What is asked
Select every line containing the word "icon" from the material, and copy those lines.

Excerpted records
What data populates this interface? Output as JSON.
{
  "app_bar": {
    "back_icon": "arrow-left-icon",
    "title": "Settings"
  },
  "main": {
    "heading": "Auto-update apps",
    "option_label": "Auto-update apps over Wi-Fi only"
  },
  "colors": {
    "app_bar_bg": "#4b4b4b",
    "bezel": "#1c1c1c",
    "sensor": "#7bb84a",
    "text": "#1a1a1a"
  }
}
--
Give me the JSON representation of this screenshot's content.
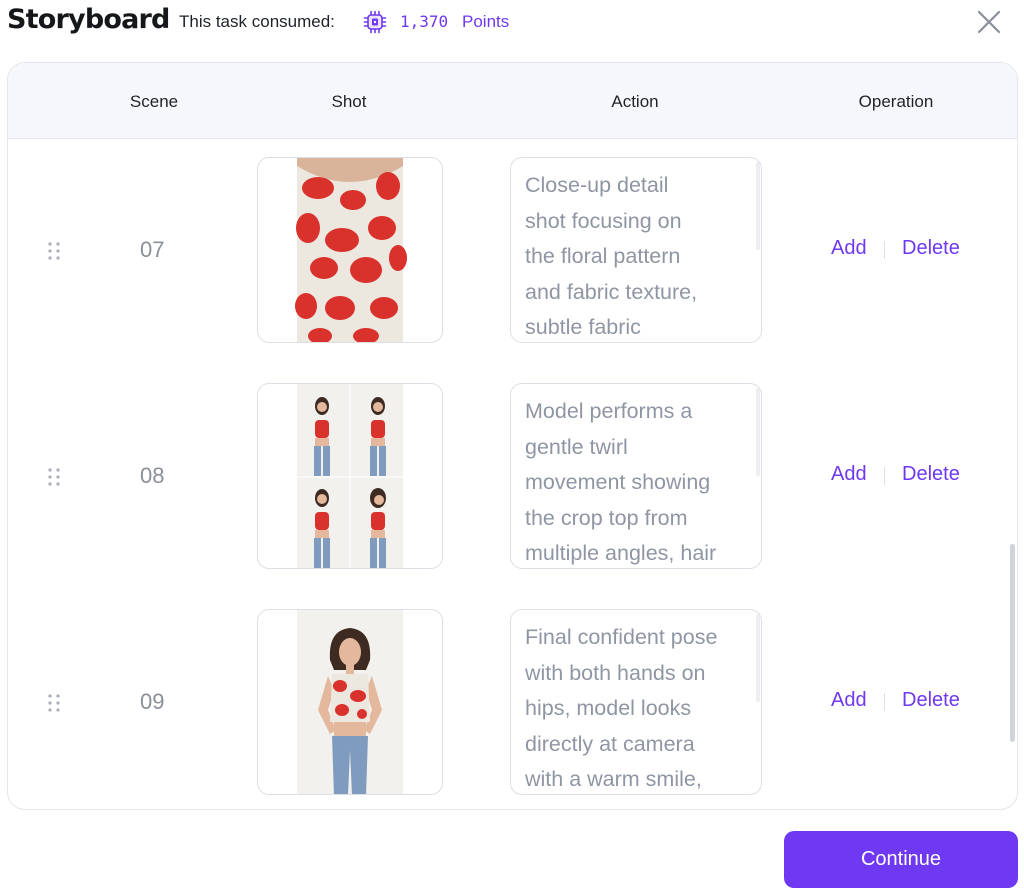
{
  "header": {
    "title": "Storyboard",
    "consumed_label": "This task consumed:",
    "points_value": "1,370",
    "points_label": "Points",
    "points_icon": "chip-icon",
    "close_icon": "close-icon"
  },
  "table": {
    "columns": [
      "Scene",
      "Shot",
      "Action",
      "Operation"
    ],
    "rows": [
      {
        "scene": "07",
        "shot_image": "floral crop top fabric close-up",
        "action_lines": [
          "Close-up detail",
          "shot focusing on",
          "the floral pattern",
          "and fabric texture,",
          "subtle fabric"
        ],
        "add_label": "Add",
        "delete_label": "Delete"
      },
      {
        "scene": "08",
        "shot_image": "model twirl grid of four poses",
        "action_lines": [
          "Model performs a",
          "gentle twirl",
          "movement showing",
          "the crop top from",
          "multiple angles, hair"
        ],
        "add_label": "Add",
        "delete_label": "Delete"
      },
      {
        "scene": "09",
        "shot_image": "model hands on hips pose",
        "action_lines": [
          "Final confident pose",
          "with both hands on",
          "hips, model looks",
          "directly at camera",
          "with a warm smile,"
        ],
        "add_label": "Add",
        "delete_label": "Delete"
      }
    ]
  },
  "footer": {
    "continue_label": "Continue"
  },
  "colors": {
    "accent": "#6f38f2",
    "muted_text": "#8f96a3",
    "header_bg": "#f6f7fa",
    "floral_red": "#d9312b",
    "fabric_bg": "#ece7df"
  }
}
...
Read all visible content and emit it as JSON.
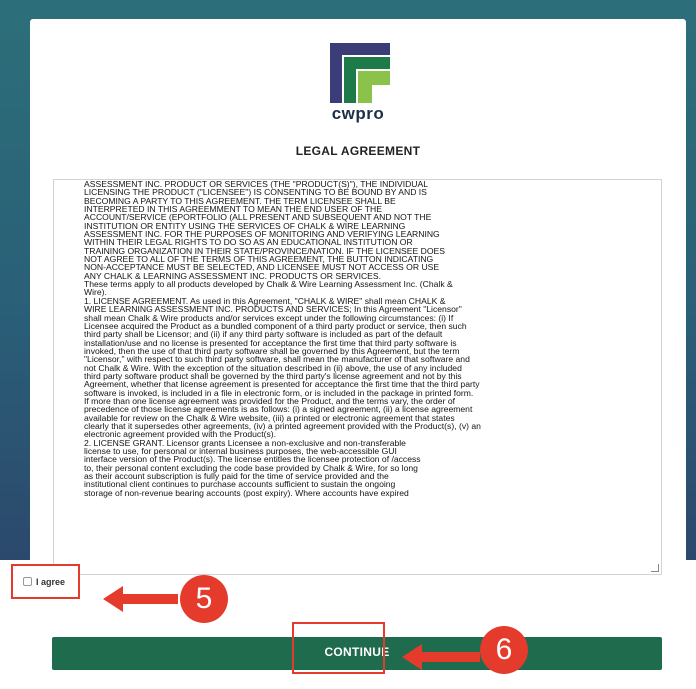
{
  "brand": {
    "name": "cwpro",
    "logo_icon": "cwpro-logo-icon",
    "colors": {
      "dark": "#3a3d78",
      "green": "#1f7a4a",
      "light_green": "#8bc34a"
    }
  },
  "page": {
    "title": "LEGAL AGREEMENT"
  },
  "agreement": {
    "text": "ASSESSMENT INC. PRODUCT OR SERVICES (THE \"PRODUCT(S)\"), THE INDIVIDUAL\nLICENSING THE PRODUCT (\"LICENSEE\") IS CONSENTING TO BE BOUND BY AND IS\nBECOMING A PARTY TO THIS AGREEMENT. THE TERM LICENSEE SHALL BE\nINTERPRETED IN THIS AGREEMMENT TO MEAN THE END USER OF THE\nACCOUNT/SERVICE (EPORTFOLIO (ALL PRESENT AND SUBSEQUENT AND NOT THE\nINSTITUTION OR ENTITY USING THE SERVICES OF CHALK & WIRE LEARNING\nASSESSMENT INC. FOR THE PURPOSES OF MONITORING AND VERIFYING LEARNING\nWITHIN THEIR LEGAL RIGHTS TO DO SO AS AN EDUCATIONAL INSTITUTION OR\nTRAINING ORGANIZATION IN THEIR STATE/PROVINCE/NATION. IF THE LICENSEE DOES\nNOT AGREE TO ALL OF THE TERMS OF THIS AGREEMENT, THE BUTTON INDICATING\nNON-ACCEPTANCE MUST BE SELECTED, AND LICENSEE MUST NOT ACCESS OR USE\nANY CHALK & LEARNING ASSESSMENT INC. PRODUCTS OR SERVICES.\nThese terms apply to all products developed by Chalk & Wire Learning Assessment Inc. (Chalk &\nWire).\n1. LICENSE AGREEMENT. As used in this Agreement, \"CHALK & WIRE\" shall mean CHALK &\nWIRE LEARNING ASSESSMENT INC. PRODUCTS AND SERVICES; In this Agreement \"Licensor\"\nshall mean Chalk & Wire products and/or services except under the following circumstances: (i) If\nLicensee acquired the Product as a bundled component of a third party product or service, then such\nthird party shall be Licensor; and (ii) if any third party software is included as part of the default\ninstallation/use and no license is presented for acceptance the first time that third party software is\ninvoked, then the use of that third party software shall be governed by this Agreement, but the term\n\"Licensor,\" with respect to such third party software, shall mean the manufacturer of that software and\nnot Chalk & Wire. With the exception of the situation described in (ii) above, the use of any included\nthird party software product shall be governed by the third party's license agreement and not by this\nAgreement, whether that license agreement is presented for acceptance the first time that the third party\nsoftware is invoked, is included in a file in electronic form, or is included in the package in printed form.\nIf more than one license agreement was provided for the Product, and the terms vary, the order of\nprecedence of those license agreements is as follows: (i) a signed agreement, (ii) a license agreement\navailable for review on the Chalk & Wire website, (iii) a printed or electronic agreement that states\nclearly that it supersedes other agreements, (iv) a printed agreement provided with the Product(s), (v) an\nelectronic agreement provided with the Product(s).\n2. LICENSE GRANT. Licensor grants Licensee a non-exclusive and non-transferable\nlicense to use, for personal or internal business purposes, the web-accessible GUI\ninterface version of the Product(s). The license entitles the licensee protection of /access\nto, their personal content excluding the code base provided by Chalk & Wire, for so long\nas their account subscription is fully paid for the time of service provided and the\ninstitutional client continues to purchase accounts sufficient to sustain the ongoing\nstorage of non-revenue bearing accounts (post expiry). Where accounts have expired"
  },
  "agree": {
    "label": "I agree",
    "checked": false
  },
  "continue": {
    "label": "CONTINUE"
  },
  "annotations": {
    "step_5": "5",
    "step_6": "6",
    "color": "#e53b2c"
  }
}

Worked solution
    "back_icon": "arrow-left-icon",
    "points_icon": "chip-icon",
    "close_icon": "close-icon"
    "logo_icon": "cwpro-logo-icon",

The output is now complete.